• [Data provided]
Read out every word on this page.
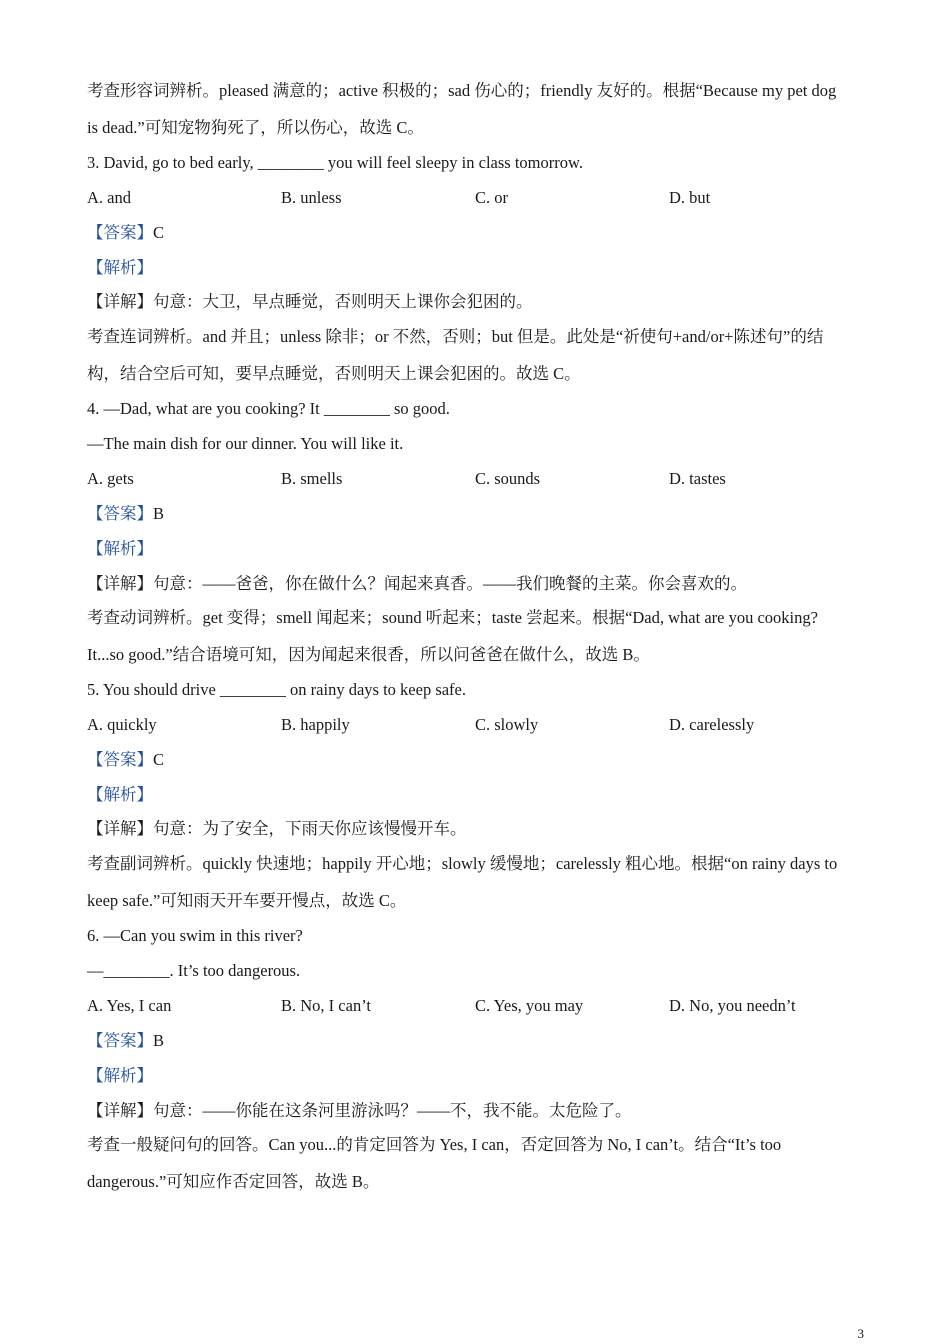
考查形容词辨析。pleased 满意的；active 积极的；sad 伤心的；friendly 友好的。根据“Because my pet dog
is dead.”可知宠物狗死了，所以伤心，故选 C。
3. David, go to bed early, ________ you will feel sleepy in class tomorrow.
A. and	B. unless	C. or	D. but
【答案】C
【解析】
【详解】句意：大卫，早点睡觉，否则明天上课你会犯困的。
考查连词辨析。and 并且；unless 除非；or 不然，否则；but 但是。此处是“祈使句+and/or+陈述句”的结
构，结合空后可知，要早点睡觉，否则明天上课会犯困的。故选 C。
4. —Dad, what are you cooking? It ________ so good.
—The main dish for our dinner. You will like it.
A. gets	B. smells	C. sounds	D. tastes
【答案】B
【解析】
【详解】句意：——爸爸，你在做什么？闻起来真香。——我们晚餐的主菜。你会喜欢的。
考查动词辨析。get 变得；smell 闻起来；sound 听起来；taste 尝起来。根据“Dad, what are you cooking?
It...so good.”结合语境可知，因为闻起来很香，所以问爸爸在做什么，故选 B。
5. You should drive ________ on rainy days to keep safe.
A. quickly	B. happily	C. slowly	D. carelessly
【答案】C
【解析】
【详解】句意：为了安全，下雨天你应该慢慢开车。
考查副词辨析。quickly 快速地；happily 开心地；slowly 缓慢地；carelessly 粗心地。根据“on rainy days to
keep safe.”可知雨天开车要开慢点，故选 C。
6. —Can you swim in this river?
—________. It’s too dangerous.
A. Yes, I can	B. No, I can’t	C. Yes, you may	D. No, you needn’t
【答案】B
【解析】
【详解】句意：——你能在这条河里游泳吗？——不，我不能。太危险了。
考查一般疑问句的回答。Can you...的肯定回答为 Yes, I can，否定回答为 No, I can’t。结合“It’s too
dangerous.”可知应作否定回答，故选 B。
3
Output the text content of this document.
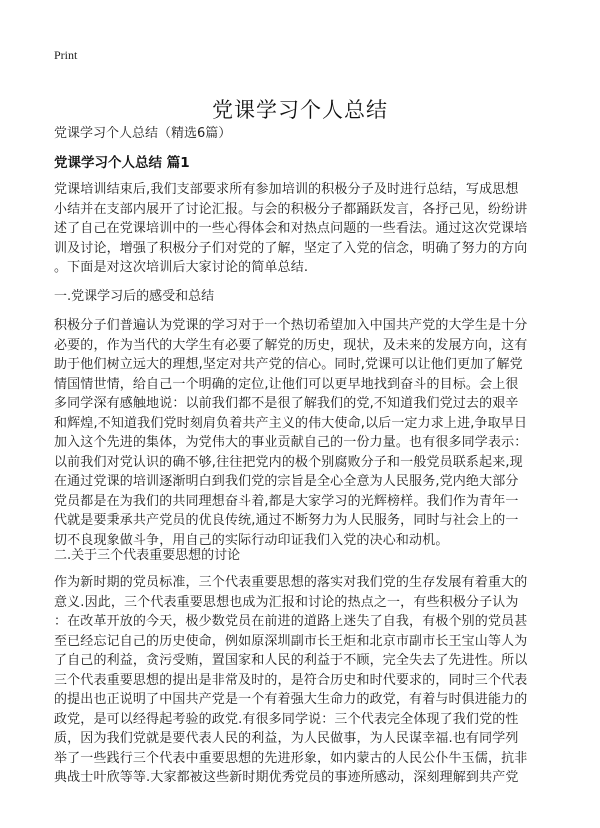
Print
党课学习个人总结
党课学习个人总结（精选6篇）
党课学习个人总结 篇1

党课培训结束后,我们支部要求所有参加培训的积极分子及时进行总结，写成思想
小结并在支部内展开了讨论汇报。与会的积极分子都踊跃发言，各抒己见，纷纷讲
述了自己在党课培训中的一些心得体会和对热点问题的一些看法。通过这次党课培
训及讨论，增强了积极分子们对党的了解，坚定了入党的信念，明确了努力的方向
。下面是对这次培训后大家讨论的简单总结.

一.党课学习后的感受和总结

积极分子们普遍认为党课的学习对于一个热切希望加入中国共产党的大学生是十分
必要的，作为当代的大学生有必要了解党的历史，现状，及未来的发展方向，这有
助于他们树立远大的理想,坚定对共产党的信心。同时,党课可以让他们更加了解党
情国情世情，给自己一个明确的定位,让他们可以更早地找到奋斗的目标。会上很
多同学深有感触地说：以前我们都不是很了解我们的党,不知道我们党过去的艰辛
和辉煌,不知道我们党时刻肩负着共产主义的伟大使命,以后一定力求上进,争取早日
加入这个先进的集体，为党伟大的事业贡献自己的一份力量。也有很多同学表示：
以前我们对党认识的确不够,往往把党内的极个别腐败分子和一般党员联系起来,现
在通过党课的培训逐渐明白到我们党的宗旨是全心全意为人民服务,党内绝大部分
党员都是在为我们的共同理想奋斗着,都是大家学习的光辉榜样。我们作为青年一
代就是要秉承共产党员的优良传统,通过不断努力为人民服务，同时与社会上的一
切不良现象做斗争，用自己的实际行动印证我们入党的决心和动机。

二.关于三个代表重要思想的讨论

作为新时期的党员标准，三个代表重要思想的落实对我们党的生存发展有着重大的
意义.因此，三个代表重要思想也成为汇报和讨论的热点之一，有些积极分子认为
：在改革开放的今天，极少数党员在前进的道路上迷失了自我，有极个别的党员甚
至已经忘记自己的历史使命，例如原深圳副市长王炬和北京市副市长王宝山等人为
了自己的利益，贪污受贿，置国家和人民的利益于不顾，完全失去了先进性。所以
三个代表重要思想的提出是非常及时的，是符合历史和时代要求的，同时三个代表
的提出也正说明了中国共产党是一个有着强大生命力的政党，有着与时俱进能力的
政党，是可以经得起考验的政党.有很多同学说：三个代表完全体现了我们党的性
质，因为我们党就是要代表人民的利益，为人民做事，为人民谋幸福.也有同学列
举了一些践行三个代表中重要思想的先进形象，如内蒙古的人民公仆牛玉儒，抗非
典战士叶欣等等.大家都被这些新时期优秀党员的事迹所感动，深刻理解到共产党
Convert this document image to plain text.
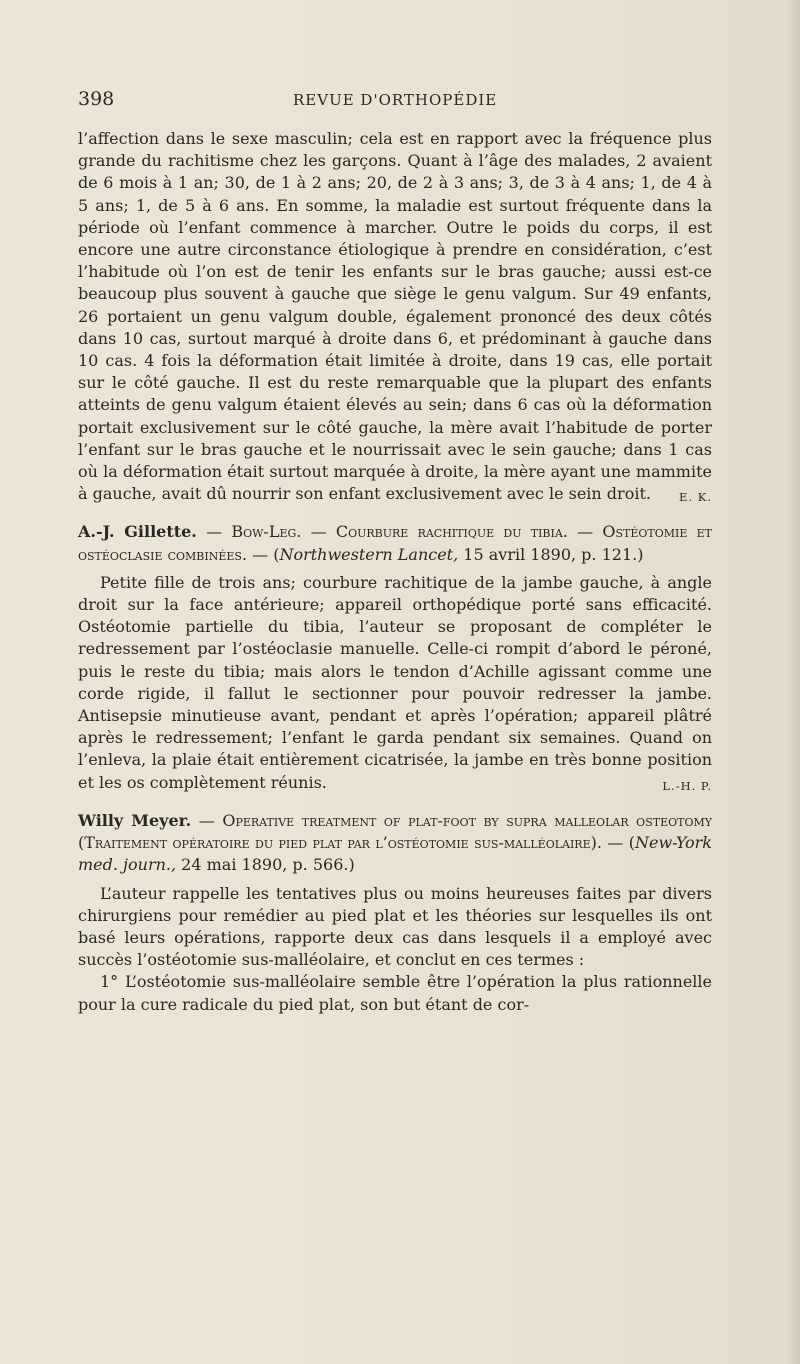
398	REVUE D'ORTHOPÉDIE

l’affection dans le sexe masculin; cela est en rapport avec la fréquence plus grande du rachitisme chez les garçons. Quant à l’âge des malades, 2 avaient de 6 mois à 1 an; 30, de 1 à 2 ans; 20, de 2 à 3 ans; 3, de 3 à 4 ans; 1, de 4 à 5 ans; 1, de 5 à 6 ans. En somme, la maladie est surtout fréquente dans la période où l’enfant commence à marcher. Outre le poids du corps, il est encore une autre circonstance étiologique à prendre en considération, c’est l’habitude où l’on est de tenir les enfants sur le bras gauche; aussi est-ce beaucoup plus souvent à gauche que siège le genu valgum. Sur 49 enfants, 26 portaient un genu valgum double, également prononcé des deux côtés dans 10 cas, surtout marqué à droite dans 6, et prédominant à gauche dans 10 cas. 4 fois la déformation était limitée à droite, dans 19 cas, elle portait sur le côté gauche. Il est du reste remarquable que la plupart des enfants atteints de genu valgum étaient élevés au sein; dans 6 cas où la déformation portait exclusivement sur le côté gauche, la mère avait l’habitude de porter l’enfant sur le bras gauche et le nourrissait avec le sein gauche; dans 1 cas où la déformation était surtout marquée à droite, la mère ayant une mammite à gauche, avait dû nourrir son enfant exclusivement avec le sein droit. E. K.

A.-J. Gillette. — Bow-Leg. — Courbure rachitique du tibia. — Ostéotomie et ostéoclasie combinées. — (Northwestern Lancet, 15 avril 1890, p. 121.)

Petite fille de trois ans; courbure rachitique de la jambe gauche, à angle droit sur la face antérieure; appareil orthopédique porté sans efficacité. Ostéotomie partielle du tibia, l’auteur se proposant de compléter le redressement par l’ostéoclasie manuelle. Celle-ci rompit d’abord le péroné, puis le reste du tibia; mais alors le tendon d’Achille agissant comme une corde rigide, il fallut le sectionner pour pouvoir redresser la jambe. Antisepsie minutieuse avant, pendant et après l’opération; appareil plâtré après le redressement; l’enfant le garda pendant six semaines. Quand on l’enleva, la plaie était entièrement cicatrisée, la jambe en très bonne position et les os complètement réunis.	L.-H. P.

Willy Meyer. — Operative treatment of plat-foot by supra malleolar osteotomy (Traitement opératoire du pied plat par l’ostéotomie sus-malléolaire). — (New-York med. journ., 24 mai 1890, p. 566.)

L’auteur rappelle les tentatives plus ou moins heureuses faites par divers chirurgiens pour remédier au pied plat et les théories sur lesquelles ils ont basé leurs opérations, rapporte deux cas dans lesquels il a employé avec succès l’ostéotomie sus-malléolaire, et conclut en ces termes :

1° L’ostéotomie sus-malléolaire semble être l’opération la plus rationnelle pour la cure radicale du pied plat, son but étant de cor-
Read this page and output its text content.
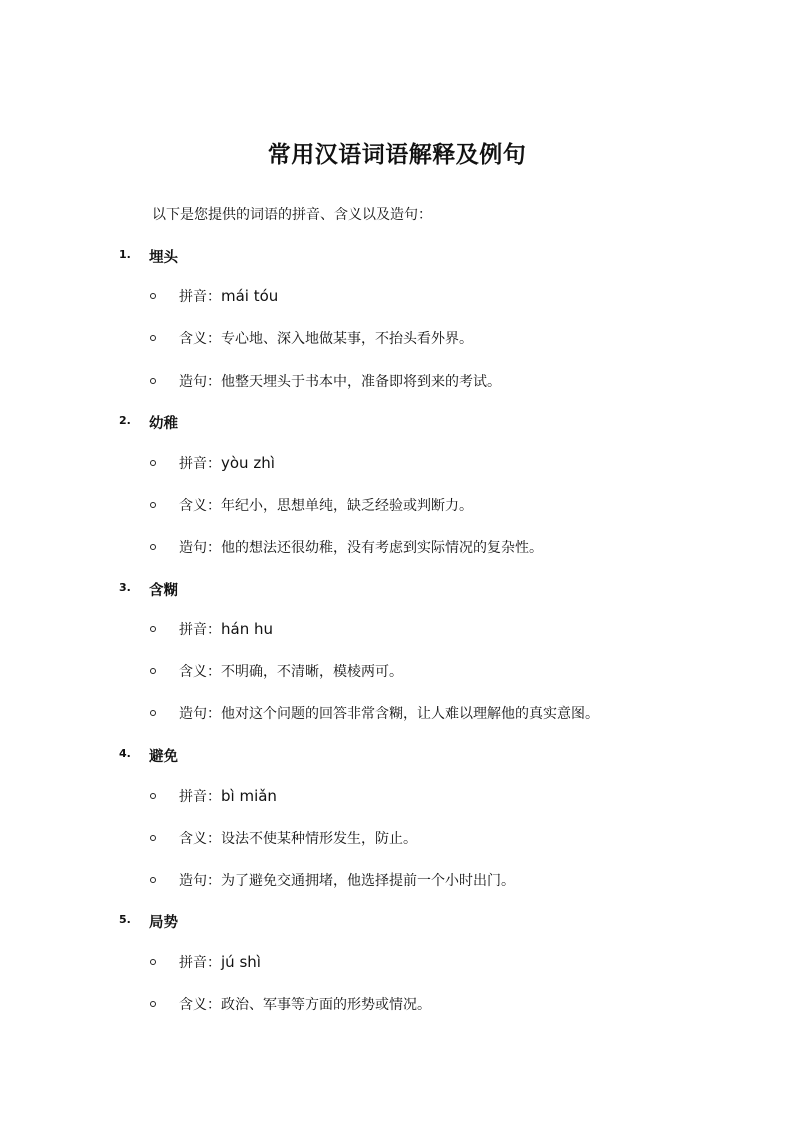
常用汉语词语解释及例句
以下是您提供的词语的拼音、含义以及造句：
1. 埋头
拼音：mái tóu
含义：专心地、深入地做某事，不抬头看外界。
造句：他整天埋头于书本中，准备即将到来的考试。
2. 幼稚
拼音：yòu zhì
含义：年纪小，思想单纯，缺乏经验或判断力。
造句：他的想法还很幼稚，没有考虑到实际情况的复杂性。
3. 含糊
拼音：hán hu
含义：不明确，不清晰，模棱两可。
造句：他对这个问题的回答非常含糊，让人难以理解他的真实意图。
4. 避免
拼音：bì miǎn
含义：设法不使某种情形发生，防止。
造句：为了避免交通拥堵，他选择提前一个小时出门。
5. 局势
拼音：jú shì
含义：政治、军事等方面的形势或情况。
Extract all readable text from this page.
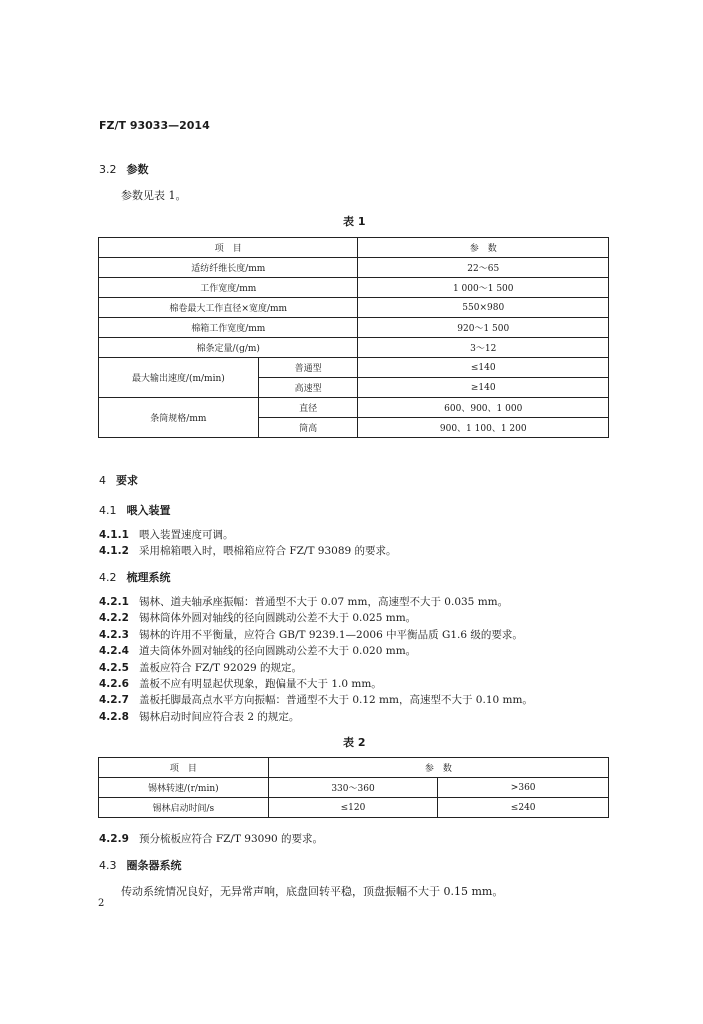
FZ/T 93033—2014
3.2 参数
参数见表 1。
表 1
项　目		参　数
适纺纤维长度/mm		22～65
工作宽度/mm		1 000～1 500
棉卷最大工作直径×宽度/mm		550×980
棉箱工作宽度/mm		920～1 500
棉条定量/(g/m)		3～12
最大输出速度/(m/min)	普通型	≤140
	高速型	≥140
条筒规格/mm	直径	600、900、1 000
	筒高	900、1 100、1 200
4 要求
4.1 喂入装置
4.1.1 喂入装置速度可调。
4.1.2 采用棉箱喂入时，喂棉箱应符合 FZ/T 93089 的要求。
4.2 梳理系统
4.2.1 锡林、道夫轴承座振幅：普通型不大于 0.07 mm，高速型不大于 0.035 mm。
4.2.2 锡林筒体外圆对轴线的径向圆跳动公差不大于 0.025 mm。
4.2.3 锡林的许用不平衡量，应符合 GB/T 9239.1—2006 中平衡品质 G1.6 级的要求。
4.2.4 道夫筒体外圆对轴线的径向圆跳动公差不大于 0.020 mm。
4.2.5 盖板应符合 FZ/T 92029 的规定。
4.2.6 盖板不应有明显起伏现象，跑偏量不大于 1.0 mm。
4.2.7 盖板托脚最高点水平方向振幅：普通型不大于 0.12 mm，高速型不大于 0.10 mm。
4.2.8 锡林启动时间应符合表 2 的规定。
表 2
项　目	参　数	
锡林转速/(r/min)	330～360	>360
锡林启动时间/s	≤120	≤240
4.2.9 预分梳板应符合 FZ/T 93090 的要求。
4.3 圈条器系统
传动系统情况良好，无异常声响，底盘回转平稳，顶盘振幅不大于 0.15 mm。
2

• [Set task]
Using the listing above, locate the lines that hold "document" and copy each one.

• [Correct result]
Output the text content of this document.
Convert this document image to plain text.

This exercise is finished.